* Start Task inputs *
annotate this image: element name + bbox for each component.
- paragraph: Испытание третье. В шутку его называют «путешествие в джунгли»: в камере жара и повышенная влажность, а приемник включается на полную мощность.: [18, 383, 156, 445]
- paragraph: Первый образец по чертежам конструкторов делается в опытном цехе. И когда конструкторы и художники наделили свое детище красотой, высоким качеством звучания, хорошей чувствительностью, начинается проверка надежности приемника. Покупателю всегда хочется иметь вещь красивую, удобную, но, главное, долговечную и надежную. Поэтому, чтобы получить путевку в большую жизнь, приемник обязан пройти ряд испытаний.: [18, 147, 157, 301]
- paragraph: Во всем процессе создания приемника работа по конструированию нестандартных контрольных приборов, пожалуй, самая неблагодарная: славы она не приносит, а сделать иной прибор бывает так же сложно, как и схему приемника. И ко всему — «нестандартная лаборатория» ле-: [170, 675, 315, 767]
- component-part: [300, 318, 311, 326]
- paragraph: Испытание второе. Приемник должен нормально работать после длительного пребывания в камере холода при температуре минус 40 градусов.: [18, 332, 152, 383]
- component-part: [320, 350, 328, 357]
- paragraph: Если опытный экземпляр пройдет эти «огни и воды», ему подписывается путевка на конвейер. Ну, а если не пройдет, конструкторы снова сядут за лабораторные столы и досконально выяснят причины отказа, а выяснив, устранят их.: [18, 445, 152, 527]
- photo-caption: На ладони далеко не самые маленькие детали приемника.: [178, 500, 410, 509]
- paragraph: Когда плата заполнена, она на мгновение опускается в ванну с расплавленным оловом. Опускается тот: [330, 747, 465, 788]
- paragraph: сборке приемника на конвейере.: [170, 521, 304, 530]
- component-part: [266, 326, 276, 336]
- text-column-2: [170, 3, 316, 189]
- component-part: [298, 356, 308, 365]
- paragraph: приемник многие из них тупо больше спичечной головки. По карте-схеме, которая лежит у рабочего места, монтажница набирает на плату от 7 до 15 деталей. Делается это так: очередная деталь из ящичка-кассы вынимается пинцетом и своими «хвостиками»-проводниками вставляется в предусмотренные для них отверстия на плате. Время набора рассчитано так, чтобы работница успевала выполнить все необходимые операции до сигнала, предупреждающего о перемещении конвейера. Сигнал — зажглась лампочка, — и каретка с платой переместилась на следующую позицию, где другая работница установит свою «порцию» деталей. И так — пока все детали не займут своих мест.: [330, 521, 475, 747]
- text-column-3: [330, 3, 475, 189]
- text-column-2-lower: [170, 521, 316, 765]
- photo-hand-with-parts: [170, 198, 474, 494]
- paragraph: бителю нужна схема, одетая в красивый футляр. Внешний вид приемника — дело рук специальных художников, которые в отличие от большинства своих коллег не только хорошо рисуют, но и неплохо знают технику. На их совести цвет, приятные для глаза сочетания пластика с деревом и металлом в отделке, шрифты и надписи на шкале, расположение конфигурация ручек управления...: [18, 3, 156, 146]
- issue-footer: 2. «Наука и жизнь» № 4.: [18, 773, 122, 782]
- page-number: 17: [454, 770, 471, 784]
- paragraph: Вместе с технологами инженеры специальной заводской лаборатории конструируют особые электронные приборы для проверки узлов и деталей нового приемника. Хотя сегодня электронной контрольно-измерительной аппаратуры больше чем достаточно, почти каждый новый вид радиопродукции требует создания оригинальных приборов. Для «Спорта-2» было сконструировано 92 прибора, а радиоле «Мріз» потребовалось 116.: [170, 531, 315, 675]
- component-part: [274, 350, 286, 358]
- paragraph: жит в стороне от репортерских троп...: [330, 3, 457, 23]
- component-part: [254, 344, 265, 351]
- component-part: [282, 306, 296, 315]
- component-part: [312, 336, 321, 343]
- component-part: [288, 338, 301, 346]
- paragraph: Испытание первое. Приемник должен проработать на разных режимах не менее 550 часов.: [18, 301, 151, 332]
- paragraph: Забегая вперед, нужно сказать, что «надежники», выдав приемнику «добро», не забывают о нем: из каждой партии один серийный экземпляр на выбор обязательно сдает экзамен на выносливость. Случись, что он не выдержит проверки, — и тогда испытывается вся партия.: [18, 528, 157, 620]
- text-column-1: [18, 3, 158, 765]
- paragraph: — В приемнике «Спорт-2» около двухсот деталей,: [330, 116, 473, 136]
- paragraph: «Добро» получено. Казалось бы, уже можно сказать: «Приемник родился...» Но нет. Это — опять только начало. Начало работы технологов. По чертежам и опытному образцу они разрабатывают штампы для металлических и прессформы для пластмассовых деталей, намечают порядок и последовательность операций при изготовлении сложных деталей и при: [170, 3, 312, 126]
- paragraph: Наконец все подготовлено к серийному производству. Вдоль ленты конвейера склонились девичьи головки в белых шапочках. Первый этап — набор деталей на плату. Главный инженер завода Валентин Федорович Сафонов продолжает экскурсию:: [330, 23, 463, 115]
* End Task inputs *
What this task involves - Write out the lines word for word, starting with the first line and ending with the line that contains "- paragraph: Первый".

Response to the task -
annotate this image: element name + bbox for each component.
- paragraph: Испытание третье. В шутку его называют «путешествие в джунгли»: в камере жара и повышенная влажность, а приемник включается на полную мощность.: [18, 383, 156, 445]
- paragraph: Первый образец по чертежам конструкторов делается в опытном цехе. И когда конструкторы и художники наделили свое детище красотой, высоким качеством звучания, хорошей чувствительностью, начинается проверка надежности приемника. Покупателю всегда хочется иметь вещь красивую, удобную, но, главное, долговечную и надежную. Поэтому, чтобы получить путевку в большую жизнь, приемник обязан пройти ряд испытаний.: [18, 147, 157, 301]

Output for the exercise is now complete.